■ Your objective:
Below you will find a set of lines. Repeat them all exactly.

■ Excerpted data:

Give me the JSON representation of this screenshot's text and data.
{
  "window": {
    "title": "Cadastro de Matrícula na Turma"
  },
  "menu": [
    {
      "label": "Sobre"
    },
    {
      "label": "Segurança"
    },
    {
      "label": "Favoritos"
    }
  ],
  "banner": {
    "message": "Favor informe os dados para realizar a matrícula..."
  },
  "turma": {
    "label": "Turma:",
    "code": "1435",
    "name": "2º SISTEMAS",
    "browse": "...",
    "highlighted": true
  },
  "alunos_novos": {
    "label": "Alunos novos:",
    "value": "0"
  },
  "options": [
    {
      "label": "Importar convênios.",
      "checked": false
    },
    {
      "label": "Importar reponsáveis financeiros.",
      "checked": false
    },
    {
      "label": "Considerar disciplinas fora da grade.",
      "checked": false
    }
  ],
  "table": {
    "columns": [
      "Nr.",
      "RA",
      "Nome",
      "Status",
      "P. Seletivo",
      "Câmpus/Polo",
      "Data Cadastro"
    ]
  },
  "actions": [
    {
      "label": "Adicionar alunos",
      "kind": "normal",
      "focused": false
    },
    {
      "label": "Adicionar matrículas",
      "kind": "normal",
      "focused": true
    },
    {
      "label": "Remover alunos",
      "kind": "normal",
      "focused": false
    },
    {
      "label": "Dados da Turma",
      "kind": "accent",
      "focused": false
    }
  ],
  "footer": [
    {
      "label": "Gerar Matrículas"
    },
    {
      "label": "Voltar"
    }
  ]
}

■ Final result:
Give me the JSON representation of this screenshot's text and data.
{
  "window": {
    "title": "Cadastro de Matrícula na Turma"
  },
  "menu": [
    {
      "label": "Sobre"
    },
    {
      "label": "Segurança"
    },
    {
      "label": "Favoritos"
    }
  ],
  "banner": {
    "message": "Favor informe os dados para realizar a matrícula..."
  },
  "turma": {
    "label": "Turma:",
    "code": "1435",
    "name": "2º SISTEMAS",
    "browse": "...",
    "highlighted": true
  },
  "alunos_novos": {
    "label": "Alunos novos:",
    "value": "0"
  },
  "options": [
    {
      "label": "Importar convênios.",
      "checked": false
    },
    {
      "label": "Importar reponsáveis financeiros.",
      "checked": false
    },
    {
      "label": "Considerar disciplinas fora da grade.",
      "checked": false
    }
  ],
  "table": {
    "columns": [
      "Nr.",
      "RA",
      "Nome",
      "Status",
      "P. Seletivo",
      "Câmpus/Polo",
      "Data Cadastro"
    ]
  },
  "actions": [
    {
      "label": "Adicionar alunos",
      "kind": "normal",
      "focused": false
    },
    {
      "label": "Adicionar matrículas",
      "kind": "normal",
      "focused": true
    },
    {
      "label": "Remover alunos",
      "kind": "normal",
      "focused": false
    },
    {
      "label": "Dados da Turma",
      "kind": "accent",
      "focused": false
    }
  ],
  "footer": [
    {
      "label": "Gerar Matrículas"
    },
    {
      "label": "Voltar"
    }
  ]
}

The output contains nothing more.